RECORDS TO PROCESS:
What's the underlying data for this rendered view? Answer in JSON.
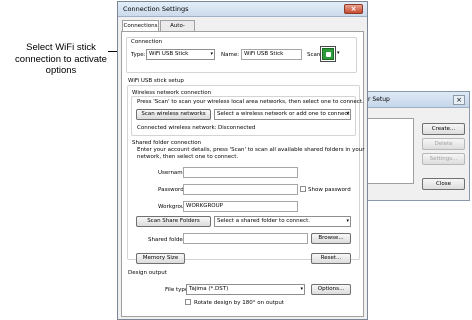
{
  "annotation": {
    "text": "Select WiFi stick connection to activate options"
  },
  "background_dialog": {
    "title_fragment": "r Setup",
    "close_label": "×",
    "buttons": {
      "create": "Create...",
      "delete": "Delete",
      "settings": "Settings...",
      "close": "Close"
    }
  },
  "dialog": {
    "title": "Connection Settings",
    "close_label": "×",
    "tabs": [
      "Connections",
      "Auto-names"
    ],
    "connection": {
      "group_title": "Connection",
      "type_label": "Type:",
      "type_value": "WiFi USB Stick",
      "name_label": "Name:",
      "name_value": "WiFi USB Stick",
      "scan_label": "Scan:"
    },
    "wifi": {
      "section_title": "WiFi USB stick setup",
      "wireless_title": "Wireless network connection",
      "wireless_instructions": "Press 'Scan' to scan your wireless local area networks, then select one to connect.",
      "scan_networks_button": "Scan wireless networks",
      "network_combo": "Select a wireless network or add one to connect",
      "connected_label": "Connected wireless network:",
      "connected_value": "Disconnected",
      "shared_title": "Shared folder connection",
      "shared_instructions_1": "Enter your account details, press 'Scan' to scan all available shared folders in your",
      "shared_instructions_2": "network, then select one to connect.",
      "username_label": "Username:",
      "username_value": "",
      "password_label": "Password:",
      "password_value": "",
      "show_password_label": "Show password",
      "workgroup_label": "Workgroup:",
      "workgroup_value": "WORKGROUP",
      "scan_folders_button": "Scan Share Folders",
      "folder_combo": "Select a shared folder to connect.",
      "shared_folder_label": "Shared folder:",
      "shared_folder_value": "",
      "browse_button": "Browse...",
      "memory_button": "Memory Size",
      "reset_button": "Reset..."
    },
    "design": {
      "section_title": "Design output",
      "file_type_label": "File type:",
      "file_type_value": "Tajima (*.DST)",
      "options_button": "Options...",
      "rotate_label": "Rotate design by 180° on output"
    },
    "dropdown_glyph": "▾"
  }
}
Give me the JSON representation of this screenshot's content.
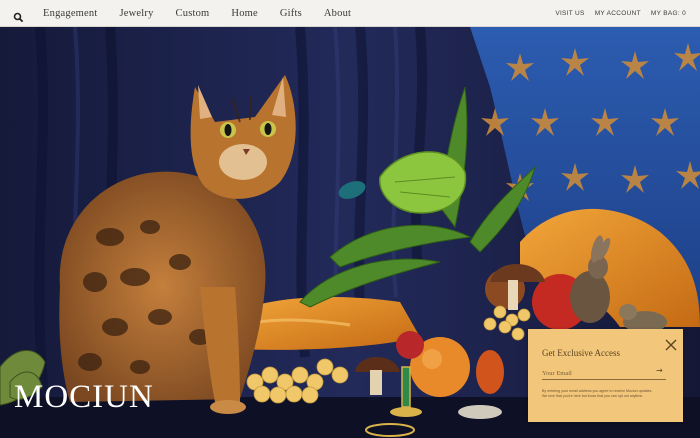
{
  "header": {
    "nav": [
      {
        "label": "Engagement"
      },
      {
        "label": "Jewelry"
      },
      {
        "label": "Custom"
      },
      {
        "label": "Home"
      },
      {
        "label": "Gifts"
      },
      {
        "label": "About"
      }
    ],
    "utility": {
      "visit_us": "VISIT US",
      "my_account": "MY ACCOUNT",
      "my_bag": "MY BAG: 0"
    },
    "search_icon": "search-icon"
  },
  "hero": {
    "brand": "MOCIUN",
    "image_subject": "bengal cat beside fruit, flowers and jewelry still life"
  },
  "popup": {
    "title": "Get Exclusive Access",
    "email_placeholder": "Your Email",
    "submit_icon": "arrow-right",
    "fine_print_1": "By entering your email address you agree to receive Mociun updates.",
    "fine_print_2": "We love that you're here but know that you can opt out anytime.",
    "close_icon": "close-icon"
  },
  "colors": {
    "nav_bg": "#f3f2ef",
    "curtain": "#1f2550",
    "wall_blue": "#2b57a6",
    "starfish": "#c98a3c",
    "silk": "#e8922a",
    "popup_bg": "#f3c77b"
  }
}
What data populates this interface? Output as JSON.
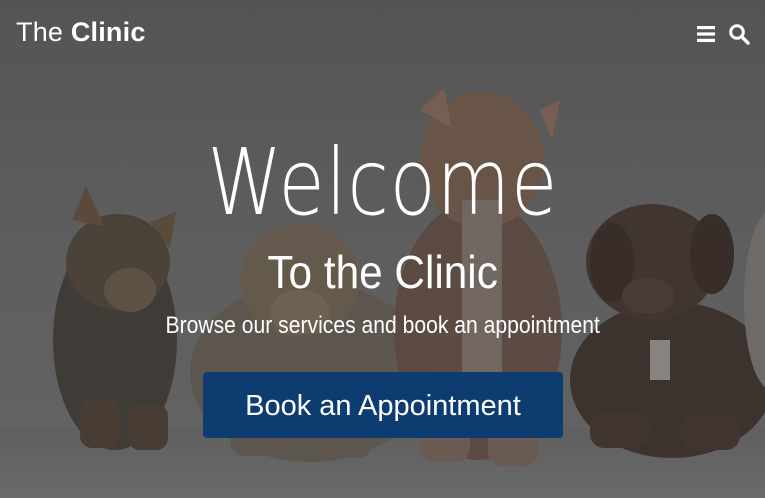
{
  "header": {
    "brand_light": "The",
    "brand_bold": "Clinic"
  },
  "hero": {
    "title": "Welcome",
    "subtitle": "To the Clinic",
    "tagline": "Browse our services and book an appointment",
    "cta_label": "Book an Appointment"
  },
  "icons": {
    "menu": "hamburger-menu-icon",
    "search": "search-icon"
  },
  "colors": {
    "overlay": "#5a5a5a",
    "cta_background": "#0d3d70",
    "text": "#ffffff"
  }
}
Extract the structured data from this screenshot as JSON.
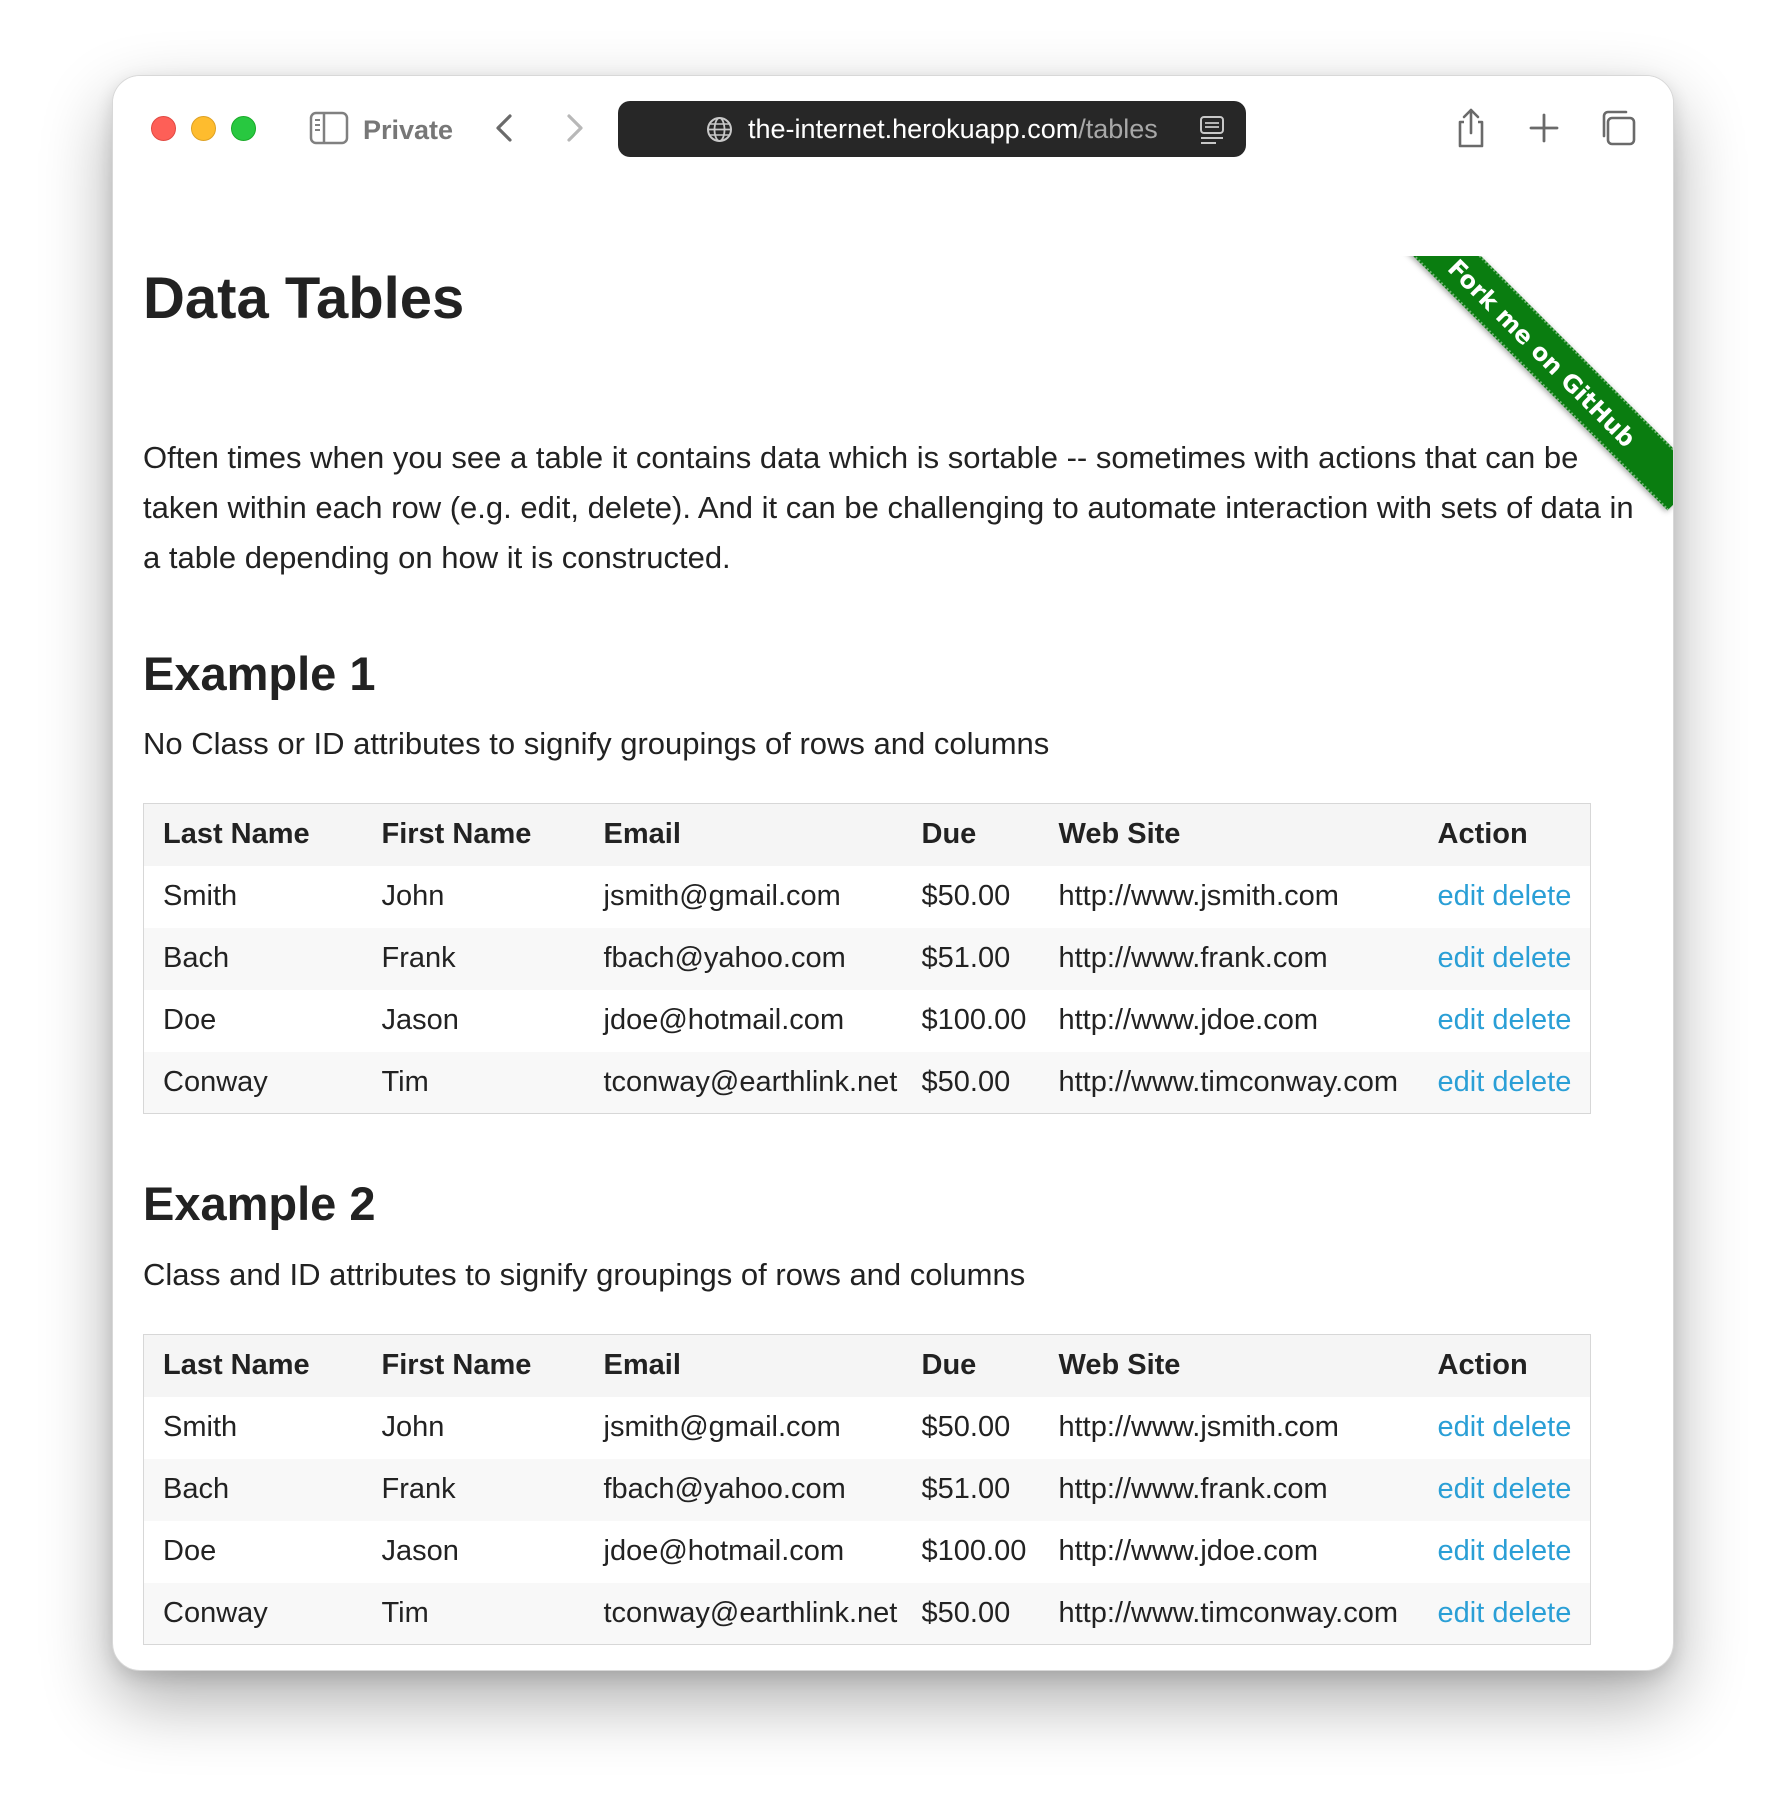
{
  "browser": {
    "mode_label": "Private",
    "url_host": "the-internet.herokuapp.com",
    "url_path": "/tables",
    "accent_colors": {
      "close": "#fe5f57",
      "minimize": "#febc2e",
      "zoom": "#28c840"
    }
  },
  "ribbon": {
    "label": "Fork me on GitHub",
    "color": "#0a7d10"
  },
  "page": {
    "title": "Data Tables",
    "intro": "Often times when you see a table it contains data which is sortable -- sometimes with actions that can be taken within each row (e.g. edit, delete). And it can be challenging to automate interaction with sets of data in a table depending on how it is constructed."
  },
  "examples": [
    {
      "heading": "Example 1",
      "description": "No Class or ID attributes to signify groupings of rows and columns"
    },
    {
      "heading": "Example 2",
      "description": "Class and ID attributes to signify groupings of rows and columns"
    }
  ],
  "table": {
    "headers": [
      "Last Name",
      "First Name",
      "Email",
      "Due",
      "Web Site",
      "Action"
    ],
    "rows": [
      {
        "last": "Smith",
        "first": "John",
        "email": "jsmith@gmail.com",
        "due": "$50.00",
        "web": "http://www.jsmith.com",
        "edit": "edit",
        "delete": "delete"
      },
      {
        "last": "Bach",
        "first": "Frank",
        "email": "fbach@yahoo.com",
        "due": "$51.00",
        "web": "http://www.frank.com",
        "edit": "edit",
        "delete": "delete"
      },
      {
        "last": "Doe",
        "first": "Jason",
        "email": "jdoe@hotmail.com",
        "due": "$100.00",
        "web": "http://www.jdoe.com",
        "edit": "edit",
        "delete": "delete"
      },
      {
        "last": "Conway",
        "first": "Tim",
        "email": "tconway@earthlink.net",
        "due": "$50.00",
        "web": "http://www.timconway.com",
        "edit": "edit",
        "delete": "delete"
      }
    ],
    "link_color": "#2a9fd6"
  }
}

TASK DESCRIPTION: List each line of the entries that holds the string "networks".

ANSWER IN FULL:
      "wireless_instructions": "Press 'Scan' to scan your wireless local area networks, then select one to connect.",
      "scan_networks_button": "Scan wireless networks",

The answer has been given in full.